WHAT YOU NEED TO DO:
Present the data once more in exactly its original form.
++++++
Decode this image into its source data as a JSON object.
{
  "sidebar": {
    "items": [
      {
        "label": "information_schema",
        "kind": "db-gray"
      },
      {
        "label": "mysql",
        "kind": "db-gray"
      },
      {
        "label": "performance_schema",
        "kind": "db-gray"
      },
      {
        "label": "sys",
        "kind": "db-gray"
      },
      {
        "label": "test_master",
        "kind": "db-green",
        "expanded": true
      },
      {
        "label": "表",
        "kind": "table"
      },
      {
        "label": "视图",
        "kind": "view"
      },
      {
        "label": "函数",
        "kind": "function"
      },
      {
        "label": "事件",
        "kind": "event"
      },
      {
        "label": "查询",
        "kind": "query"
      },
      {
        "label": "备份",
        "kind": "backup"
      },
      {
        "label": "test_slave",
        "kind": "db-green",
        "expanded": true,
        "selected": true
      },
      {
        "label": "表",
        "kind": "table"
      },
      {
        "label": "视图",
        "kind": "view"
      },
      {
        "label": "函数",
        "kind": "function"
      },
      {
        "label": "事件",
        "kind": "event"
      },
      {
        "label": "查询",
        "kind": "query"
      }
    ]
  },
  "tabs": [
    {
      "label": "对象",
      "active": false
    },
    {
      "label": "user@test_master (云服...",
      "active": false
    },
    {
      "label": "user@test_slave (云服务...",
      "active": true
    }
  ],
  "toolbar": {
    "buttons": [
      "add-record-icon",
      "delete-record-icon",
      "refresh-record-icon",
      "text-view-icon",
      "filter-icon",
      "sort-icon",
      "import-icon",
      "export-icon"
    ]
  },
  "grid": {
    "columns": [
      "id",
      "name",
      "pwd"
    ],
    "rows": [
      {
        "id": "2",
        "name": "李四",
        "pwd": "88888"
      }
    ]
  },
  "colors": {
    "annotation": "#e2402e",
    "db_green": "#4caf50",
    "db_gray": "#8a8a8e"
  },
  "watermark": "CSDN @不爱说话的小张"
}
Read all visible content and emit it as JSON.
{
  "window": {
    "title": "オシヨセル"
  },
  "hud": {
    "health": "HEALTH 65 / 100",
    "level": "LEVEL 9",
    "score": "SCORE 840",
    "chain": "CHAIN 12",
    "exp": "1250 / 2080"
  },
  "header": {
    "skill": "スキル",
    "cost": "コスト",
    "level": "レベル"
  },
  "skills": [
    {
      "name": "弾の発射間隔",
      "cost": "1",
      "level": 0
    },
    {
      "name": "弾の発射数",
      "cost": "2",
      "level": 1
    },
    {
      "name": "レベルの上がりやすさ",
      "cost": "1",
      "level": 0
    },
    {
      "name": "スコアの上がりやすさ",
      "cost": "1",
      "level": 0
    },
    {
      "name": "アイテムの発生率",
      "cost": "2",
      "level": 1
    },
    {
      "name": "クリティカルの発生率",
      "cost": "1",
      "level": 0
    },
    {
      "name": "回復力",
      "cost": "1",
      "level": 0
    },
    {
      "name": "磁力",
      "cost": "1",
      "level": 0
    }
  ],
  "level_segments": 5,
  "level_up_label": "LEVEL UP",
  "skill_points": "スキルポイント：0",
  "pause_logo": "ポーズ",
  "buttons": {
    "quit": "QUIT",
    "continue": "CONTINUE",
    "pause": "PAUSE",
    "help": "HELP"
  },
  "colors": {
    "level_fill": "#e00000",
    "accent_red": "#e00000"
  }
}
++++++
FINAL RESULT:
Decode this image into its source data as a JSON object.
{
  "sidebar": {
    "items": [
      {
        "label": "information_schema",
        "kind": "db-gray"
      },
      {
        "label": "mysql",
        "kind": "db-gray"
      },
      {
        "label": "performance_schema",
        "kind": "db-gray"
      },
      {
        "label": "sys",
        "kind": "db-gray"
      },
      {
        "label": "test_master",
        "kind": "db-green",
        "expanded": true
      },
      {
        "label": "表",
        "kind": "table"
      },
      {
        "label": "视图",
        "kind": "view"
      },
      {
        "label": "函数",
        "kind": "function"
      },
      {
        "label": "事件",
        "kind": "event"
      },
      {
        "label": "查询",
        "kind": "query"
      },
      {
        "label": "备份",
        "kind": "backup"
      },
      {
        "label": "test_slave",
        "kind": "db-green",
        "expanded": true,
        "selected": true
      },
      {
        "label": "表",
        "kind": "table"
      },
      {
        "label": "视图",
        "kind": "view"
      },
      {
        "label": "函数",
        "kind": "function"
      },
      {
        "label": "事件",
        "kind": "event"
      },
      {
        "label": "查询",
        "kind": "query"
      }
    ]
  },
  "tabs": [
    {
      "label": "对象",
      "active": false
    },
    {
      "label": "user@test_master (云服...",
      "active": false
    },
    {
      "label": "user@test_slave (云服务...",
      "active": true
    }
  ],
  "toolbar": {
    "buttons": [
      "add-record-icon",
      "delete-record-icon",
      "refresh-record-icon",
      "text-view-icon",
      "filter-icon",
      "sort-icon",
      "import-icon",
      "export-icon"
    ]
  },
  "grid": {
    "columns": [
      "id",
      "name",
      "pwd"
    ],
    "rows": [
      {
        "id": "2",
        "name": "李四",
        "pwd": "88888"
      }
    ]
  },
  "colors": {
    "annotation": "#e2402e",
    "db_green": "#4caf50",
    "db_gray": "#8a8a8e"
  },
  "watermark": "CSDN @不爱说话的小张"
}
Read all visible content and emit it as JSON.
{
  "window": {
    "title": "オシヨセル"
  },
  "hud": {
    "health": "HEALTH 65 / 100",
    "level": "LEVEL 9",
    "score": "SCORE 840",
    "chain": "CHAIN 12",
    "exp": "1250 / 2080"
  },
  "header": {
    "skill": "スキル",
    "cost": "コスト",
    "level": "レベル"
  },
  "skills": [
    {
      "name": "弾の発射間隔",
      "cost": "1",
      "level": 0
    },
    {
      "name": "弾の発射数",
      "cost": "2",
      "level": 1
    },
    {
      "name": "レベルの上がりやすさ",
      "cost": "1",
      "level": 0
    },
    {
      "name": "スコアの上がりやすさ",
      "cost": "1",
      "level": 0
    },
    {
      "name": "アイテムの発生率",
      "cost": "2",
      "level": 1
    },
    {
      "name": "クリティカルの発生率",
      "cost": "1",
      "level": 0
    },
    {
      "name": "回復力",
      "cost": "1",
      "level": 0
    },
    {
      "name": "磁力",
      "cost": "1",
      "level": 0
    }
  ],
  "level_segments": 5,
  "level_up_label": "LEVEL UP",
  "skill_points": "スキルポイント：0",
  "pause_logo": "ポーズ",
  "buttons": {
    "quit": "QUIT",
    "continue": "CONTINUE",
    "pause": "PAUSE",
    "help": "HELP"
  },
  "colors": {
    "level_fill": "#e00000",
    "accent_red": "#e00000"
  }
}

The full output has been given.